HALAMAN:
Timothy McVeigh dan Terry Nichols merupakan kelompok radikal ultrakanan yang berbasis di Michigan. Keduanya merupakan mantan tentara Amerika yang pernah ikut Perang Teluk. Setelah tidak lagi di militer, McVeigh dan Nichols menjadi bromocorah kambuhan dengan catatan kriminal seabrek dan sering bolak-balik masuk penjara karena kasus kekerasan.

Amerika juga pernah mengalami teror bom nyaris sepanjang 20 tahun lamanya atas ulah seorang teroris bernama Theodore “Ted” John Kaczynski. Namun demikian, jangan membayangkan orang ini selayaknya kombatan perang. Jauh dari itu, Ted Kaczynski justru adalah seorang kutu buku, jenius pilih tanding, profesor matematika dari Universitas Harvard.

Usia Ted baru 25 tahun ketika berhasil meraih gelar doktor matematika dari Universitas Michigan. Sebelumnya ia lulus dari Universitas Harvard dan mendapatkan tawaran kuliah dari sejumlah kampus top Amerika. Usai mendapatkan gelar, dia sempat menjadi profesor di Universitas California, Berkeley, selama kurang lebih dua tahun sebelum mengundurkan diri dan menjauhi kehidupan ramai.

Ted pun hidup menyendiri di sebuah gubuk di dalam kawasan hutan di Lincoln, Montana. Usianya 29 tahun kala itu. Dalam kesendiriannya inilah, selama 10 tahun, Ted terus merenungkan pemikirannya hingga mewujud menjadi sebuah bom pada 25 Mei 1978.

Mulanya bom tersebut ditaruh Ted di dalam sebuah kotak paket di halaman parkir Universitas Illinois, Chicago. Namun lantaran tak jelas ditujukan untuk siapa, paket tersebut kemudian dikembalikan ke alamat pengirim: Buckley Crist, profesor rekayasa material di Universitas Northwestern.

CUPLIKAN DATA:
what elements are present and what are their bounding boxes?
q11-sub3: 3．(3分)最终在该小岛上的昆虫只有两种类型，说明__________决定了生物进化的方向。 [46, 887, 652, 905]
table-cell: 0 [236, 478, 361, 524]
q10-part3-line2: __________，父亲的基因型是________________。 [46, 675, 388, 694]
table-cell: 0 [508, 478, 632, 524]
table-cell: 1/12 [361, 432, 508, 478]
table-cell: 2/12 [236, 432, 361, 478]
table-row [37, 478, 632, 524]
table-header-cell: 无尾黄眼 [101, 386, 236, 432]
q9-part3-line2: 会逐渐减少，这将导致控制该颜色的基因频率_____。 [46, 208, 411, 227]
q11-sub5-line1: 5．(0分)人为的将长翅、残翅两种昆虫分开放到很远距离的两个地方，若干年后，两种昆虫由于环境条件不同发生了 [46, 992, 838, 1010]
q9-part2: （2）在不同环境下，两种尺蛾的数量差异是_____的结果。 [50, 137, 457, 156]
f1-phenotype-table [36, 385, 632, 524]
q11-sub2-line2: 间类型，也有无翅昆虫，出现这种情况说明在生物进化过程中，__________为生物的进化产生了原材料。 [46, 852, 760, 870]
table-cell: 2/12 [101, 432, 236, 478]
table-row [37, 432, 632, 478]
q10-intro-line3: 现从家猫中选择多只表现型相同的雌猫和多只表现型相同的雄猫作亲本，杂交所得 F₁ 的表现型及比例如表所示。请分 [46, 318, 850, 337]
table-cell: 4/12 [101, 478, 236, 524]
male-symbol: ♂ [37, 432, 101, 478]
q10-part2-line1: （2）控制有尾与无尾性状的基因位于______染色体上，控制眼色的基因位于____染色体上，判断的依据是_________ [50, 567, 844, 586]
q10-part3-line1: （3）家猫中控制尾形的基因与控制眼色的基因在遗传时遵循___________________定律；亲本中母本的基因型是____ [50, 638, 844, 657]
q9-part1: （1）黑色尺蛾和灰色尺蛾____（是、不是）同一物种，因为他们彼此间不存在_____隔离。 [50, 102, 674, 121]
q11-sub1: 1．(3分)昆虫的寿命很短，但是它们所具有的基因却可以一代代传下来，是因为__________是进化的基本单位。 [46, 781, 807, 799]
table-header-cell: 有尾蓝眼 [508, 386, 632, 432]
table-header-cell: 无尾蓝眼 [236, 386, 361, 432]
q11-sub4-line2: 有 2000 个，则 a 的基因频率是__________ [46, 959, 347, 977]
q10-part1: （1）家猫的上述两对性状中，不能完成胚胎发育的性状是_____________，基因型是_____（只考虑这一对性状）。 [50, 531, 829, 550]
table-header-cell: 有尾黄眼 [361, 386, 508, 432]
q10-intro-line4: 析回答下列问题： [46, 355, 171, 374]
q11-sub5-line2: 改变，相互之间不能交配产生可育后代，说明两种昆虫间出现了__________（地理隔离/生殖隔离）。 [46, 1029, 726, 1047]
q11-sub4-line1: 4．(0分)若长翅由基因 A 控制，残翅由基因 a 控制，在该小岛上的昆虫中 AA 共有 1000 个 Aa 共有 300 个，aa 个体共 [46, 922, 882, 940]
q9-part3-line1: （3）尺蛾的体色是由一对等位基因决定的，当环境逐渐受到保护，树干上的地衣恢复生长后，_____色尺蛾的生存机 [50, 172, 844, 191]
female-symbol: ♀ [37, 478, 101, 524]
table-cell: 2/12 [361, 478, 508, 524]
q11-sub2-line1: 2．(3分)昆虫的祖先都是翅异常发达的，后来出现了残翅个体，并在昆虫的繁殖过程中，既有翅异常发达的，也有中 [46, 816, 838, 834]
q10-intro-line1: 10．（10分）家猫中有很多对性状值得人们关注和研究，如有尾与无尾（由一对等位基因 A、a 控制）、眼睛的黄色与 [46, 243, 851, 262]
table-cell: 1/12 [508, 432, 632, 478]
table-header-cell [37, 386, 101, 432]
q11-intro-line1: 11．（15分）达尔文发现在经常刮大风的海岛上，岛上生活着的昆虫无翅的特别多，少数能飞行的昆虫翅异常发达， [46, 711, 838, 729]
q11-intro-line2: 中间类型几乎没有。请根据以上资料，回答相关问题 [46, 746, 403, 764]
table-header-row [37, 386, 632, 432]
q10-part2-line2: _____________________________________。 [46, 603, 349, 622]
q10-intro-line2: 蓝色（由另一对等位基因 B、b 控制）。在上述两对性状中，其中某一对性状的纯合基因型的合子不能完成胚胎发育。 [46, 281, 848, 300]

ISI TUGAS:
Tolong jawab pertanyaan berikut berdasarkan halaman di atas.
1. Di negara bagian mana McVeigh dan Nichols berbasis?
2. Berapa usia Ted saat meraih gelar doktor matematika dari Universitas Michigan?
3. Di mana Ted hidup menyendiri?

JAWABAN TUGAS:
1. Michigan.
2. 25 tahun.
3. Di sebuah gubuk di dalam kawasan hutan di Lincoln, Montana.